Records contained in a dataset
···

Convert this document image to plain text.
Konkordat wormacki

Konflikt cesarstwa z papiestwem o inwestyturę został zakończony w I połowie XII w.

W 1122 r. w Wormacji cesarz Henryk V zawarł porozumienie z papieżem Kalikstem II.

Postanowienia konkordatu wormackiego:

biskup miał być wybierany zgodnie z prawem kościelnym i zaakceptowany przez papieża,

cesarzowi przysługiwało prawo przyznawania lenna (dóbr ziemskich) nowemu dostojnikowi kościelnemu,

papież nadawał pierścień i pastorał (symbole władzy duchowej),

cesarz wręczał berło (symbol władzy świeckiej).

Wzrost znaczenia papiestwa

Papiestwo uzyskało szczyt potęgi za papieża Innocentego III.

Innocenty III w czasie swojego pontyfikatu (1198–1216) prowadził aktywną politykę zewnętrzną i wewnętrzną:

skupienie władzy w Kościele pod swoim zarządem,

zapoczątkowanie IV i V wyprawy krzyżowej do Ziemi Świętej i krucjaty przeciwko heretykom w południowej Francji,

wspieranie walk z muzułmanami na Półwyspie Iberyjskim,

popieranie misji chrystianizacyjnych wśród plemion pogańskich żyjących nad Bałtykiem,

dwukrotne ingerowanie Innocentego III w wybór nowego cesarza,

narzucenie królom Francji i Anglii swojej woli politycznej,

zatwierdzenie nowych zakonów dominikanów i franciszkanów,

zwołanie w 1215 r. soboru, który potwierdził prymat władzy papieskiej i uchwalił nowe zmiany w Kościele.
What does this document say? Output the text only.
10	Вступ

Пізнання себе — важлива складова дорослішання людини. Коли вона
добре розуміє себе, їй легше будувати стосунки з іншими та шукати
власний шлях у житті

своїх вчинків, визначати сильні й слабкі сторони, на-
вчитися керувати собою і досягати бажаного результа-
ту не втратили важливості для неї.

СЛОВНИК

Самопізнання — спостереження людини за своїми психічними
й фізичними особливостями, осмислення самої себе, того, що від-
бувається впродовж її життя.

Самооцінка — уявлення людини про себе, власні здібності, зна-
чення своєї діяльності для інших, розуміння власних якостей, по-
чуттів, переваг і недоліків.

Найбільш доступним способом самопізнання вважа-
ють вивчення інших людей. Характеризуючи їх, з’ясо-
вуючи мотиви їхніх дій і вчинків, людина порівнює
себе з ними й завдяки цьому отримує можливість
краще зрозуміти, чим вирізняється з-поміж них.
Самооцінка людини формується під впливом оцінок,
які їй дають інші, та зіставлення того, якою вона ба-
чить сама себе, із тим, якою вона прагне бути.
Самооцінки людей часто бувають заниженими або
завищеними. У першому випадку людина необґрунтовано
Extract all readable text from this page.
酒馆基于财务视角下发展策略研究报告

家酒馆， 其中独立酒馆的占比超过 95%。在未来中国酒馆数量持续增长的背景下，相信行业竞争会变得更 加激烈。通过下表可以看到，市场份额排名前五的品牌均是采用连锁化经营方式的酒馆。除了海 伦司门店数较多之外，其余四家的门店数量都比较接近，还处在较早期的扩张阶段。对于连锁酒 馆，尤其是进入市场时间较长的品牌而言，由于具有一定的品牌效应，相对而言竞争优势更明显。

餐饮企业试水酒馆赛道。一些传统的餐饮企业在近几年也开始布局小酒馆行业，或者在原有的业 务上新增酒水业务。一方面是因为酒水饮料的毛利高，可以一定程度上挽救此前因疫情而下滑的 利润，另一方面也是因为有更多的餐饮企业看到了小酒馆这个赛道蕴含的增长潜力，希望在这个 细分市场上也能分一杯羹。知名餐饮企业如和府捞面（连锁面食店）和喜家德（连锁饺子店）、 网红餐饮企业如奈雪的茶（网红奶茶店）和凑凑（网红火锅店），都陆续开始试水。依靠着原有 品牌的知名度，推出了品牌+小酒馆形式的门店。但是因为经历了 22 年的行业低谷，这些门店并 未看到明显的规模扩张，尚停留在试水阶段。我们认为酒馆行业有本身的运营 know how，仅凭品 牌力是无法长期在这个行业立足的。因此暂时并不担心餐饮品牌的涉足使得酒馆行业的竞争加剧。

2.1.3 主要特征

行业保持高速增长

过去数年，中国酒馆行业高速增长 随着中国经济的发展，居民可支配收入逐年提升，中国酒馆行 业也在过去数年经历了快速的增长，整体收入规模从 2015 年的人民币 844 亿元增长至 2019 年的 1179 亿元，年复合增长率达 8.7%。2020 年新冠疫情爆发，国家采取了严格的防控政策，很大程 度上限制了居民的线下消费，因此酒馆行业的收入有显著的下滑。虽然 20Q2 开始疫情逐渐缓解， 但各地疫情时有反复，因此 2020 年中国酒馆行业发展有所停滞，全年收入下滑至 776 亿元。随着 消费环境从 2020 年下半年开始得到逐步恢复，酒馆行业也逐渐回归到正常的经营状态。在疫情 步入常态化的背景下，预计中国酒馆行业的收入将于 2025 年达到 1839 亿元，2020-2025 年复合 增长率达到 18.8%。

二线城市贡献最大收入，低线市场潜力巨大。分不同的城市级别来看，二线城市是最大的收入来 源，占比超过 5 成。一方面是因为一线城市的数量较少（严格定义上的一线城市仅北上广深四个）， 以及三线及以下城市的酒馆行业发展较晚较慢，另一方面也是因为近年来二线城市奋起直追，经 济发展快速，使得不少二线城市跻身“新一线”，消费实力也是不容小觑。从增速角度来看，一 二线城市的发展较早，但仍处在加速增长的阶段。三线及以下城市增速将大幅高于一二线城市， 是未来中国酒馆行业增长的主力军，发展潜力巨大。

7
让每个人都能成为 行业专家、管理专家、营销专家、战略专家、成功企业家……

···

__Stated exercise__. Copy down the whole of the data above, matching it exactly.

__Task result__.
Convert this document image to plain text.
Konkordat wormacki

Konflikt cesarstwa z papiestwem o inwestyturę został zakończony w I połowie XII w.

W 1122 r. w Wormacji cesarz Henryk V zawarł porozumienie z papieżem Kalikstem II.

Postanowienia konkordatu wormackiego:

biskup miał być wybierany zgodnie z prawem kościelnym i zaakceptowany przez papieża,

cesarzowi przysługiwało prawo przyznawania lenna (dóbr ziemskich) nowemu dostojnikowi kościelnemu,

papież nadawał pierścień i pastorał (symbole władzy duchowej),

cesarz wręczał berło (symbol władzy świeckiej).

Wzrost znaczenia papiestwa

Papiestwo uzyskało szczyt potęgi za papieża Innocentego III.

Innocenty III w czasie swojego pontyfikatu (1198–1216) prowadził aktywną politykę zewnętrzną i wewnętrzną:

skupienie władzy w Kościele pod swoim zarządem,

zapoczątkowanie IV i V wyprawy krzyżowej do Ziemi Świętej i krucjaty przeciwko heretykom w południowej Francji,

wspieranie walk z muzułmanami na Półwyspie Iberyjskim,

popieranie misji chrystianizacyjnych wśród plemion pogańskich żyjących nad Bałtykiem,

dwukrotne ingerowanie Innocentego III w wybór nowego cesarza,

narzucenie królom Francji i Anglii swojej woli politycznej,

zatwierdzenie nowych zakonów dominikanów i franciszkanów,

zwołanie w 1215 r. soboru, który potwierdził prymat władzy papieskiej i uchwalił nowe zmiany w Kościele.
What does this document say? Output the text only.
10	Вступ

Пізнання себе — важлива складова дорослішання людини. Коли вона
добре розуміє себе, їй легше будувати стосунки з іншими та шукати
власний шлях у житті

своїх вчинків, визначати сильні й слабкі сторони, на-
вчитися керувати собою і досягати бажаного результа-
ту не втратили важливості для неї.

СЛОВНИК

Самопізнання — спостереження людини за своїми психічними
й фізичними особливостями, осмислення самої себе, того, що від-
бувається впродовж її життя.

Самооцінка — уявлення людини про себе, власні здібності, зна-
чення своєї діяльності для інших, розуміння власних якостей, по-
чуттів, переваг і недоліків.

Найбільш доступним способом самопізнання вважа-
ють вивчення інших людей. Характеризуючи їх, з’ясо-
вуючи мотиви їхніх дій і вчинків, людина порівнює
себе з ними й завдяки цьому отримує можливість
краще зрозуміти, чим вирізняється з-поміж них.
Самооцінка людини формується під впливом оцінок,
які їй дають інші, та зіставлення того, якою вона ба-
чить сама себе, із тим, якою вона прагне бути.
Самооцінки людей часто бувають заниженими або
завищеними. У першому випадку людина необґрунтовано
Extract all readable text from this page.
酒馆基于财务视角下发展策略研究报告

家酒馆， 其中独立酒馆的占比超过 95%。在未来中国酒馆数量持续增长的背景下，相信行业竞争会变得更 加激烈。通过下表可以看到，市场份额排名前五的品牌均是采用连锁化经营方式的酒馆。除了海 伦司门店数较多之外，其余四家的门店数量都比较接近，还处在较早期的扩张阶段。对于连锁酒 馆，尤其是进入市场时间较长的品牌而言，由于具有一定的品牌效应，相对而言竞争优势更明显。

餐饮企业试水酒馆赛道。一些传统的餐饮企业在近几年也开始布局小酒馆行业，或者在原有的业 务上新增酒水业务。一方面是因为酒水饮料的毛利高，可以一定程度上挽救此前因疫情而下滑的 利润，另一方面也是因为有更多的餐饮企业看到了小酒馆这个赛道蕴含的增长潜力，希望在这个 细分市场上也能分一杯羹。知名餐饮企业如和府捞面（连锁面食店）和喜家德（连锁饺子店）、 网红餐饮企业如奈雪的茶（网红奶茶店）和凑凑（网红火锅店），都陆续开始试水。依靠着原有 品牌的知名度，推出了品牌+小酒馆形式的门店。但是因为经历了 22 年的行业低谷，这些门店并 未看到明显的规模扩张，尚停留在试水阶段。我们认为酒馆行业有本身的运营 know how，仅凭品 牌力是无法长期在这个行业立足的。因此暂时并不担心餐饮品牌的涉足使得酒馆行业的竞争加剧。

2.1.3 主要特征

行业保持高速增长

过去数年，中国酒馆行业高速增长 随着中国经济的发展，居民可支配收入逐年提升，中国酒馆行 业也在过去数年经历了快速的增长，整体收入规模从 2015 年的人民币 844 亿元增长至 2019 年的 1179 亿元，年复合增长率达 8.7%。2020 年新冠疫情爆发，国家采取了严格的防控政策，很大程 度上限制了居民的线下消费，因此酒馆行业的收入有显著的下滑。虽然 20Q2 开始疫情逐渐缓解， 但各地疫情时有反复，因此 2020 年中国酒馆行业发展有所停滞，全年收入下滑至 776 亿元。随着 消费环境从 2020 年下半年开始得到逐步恢复，酒馆行业也逐渐回归到正常的经营状态。在疫情 步入常态化的背景下，预计中国酒馆行业的收入将于 2025 年达到 1839 亿元，2020-2025 年复合 增长率达到 18.8%。

二线城市贡献最大收入，低线市场潜力巨大。分不同的城市级别来看，二线城市是最大的收入来 源，占比超过 5 成。一方面是因为一线城市的数量较少（严格定义上的一线城市仅北上广深四个）， 以及三线及以下城市的酒馆行业发展较晚较慢，另一方面也是因为近年来二线城市奋起直追，经 济发展快速，使得不少二线城市跻身“新一线”，消费实力也是不容小觑。从增速角度来看，一 二线城市的发展较早，但仍处在加速增长的阶段。三线及以下城市增速将大幅高于一二线城市， 是未来中国酒馆行业增长的主力军，发展潜力巨大。

7
让每个人都能成为 行业专家、管理专家、营销专家、战略专家、成功企业家……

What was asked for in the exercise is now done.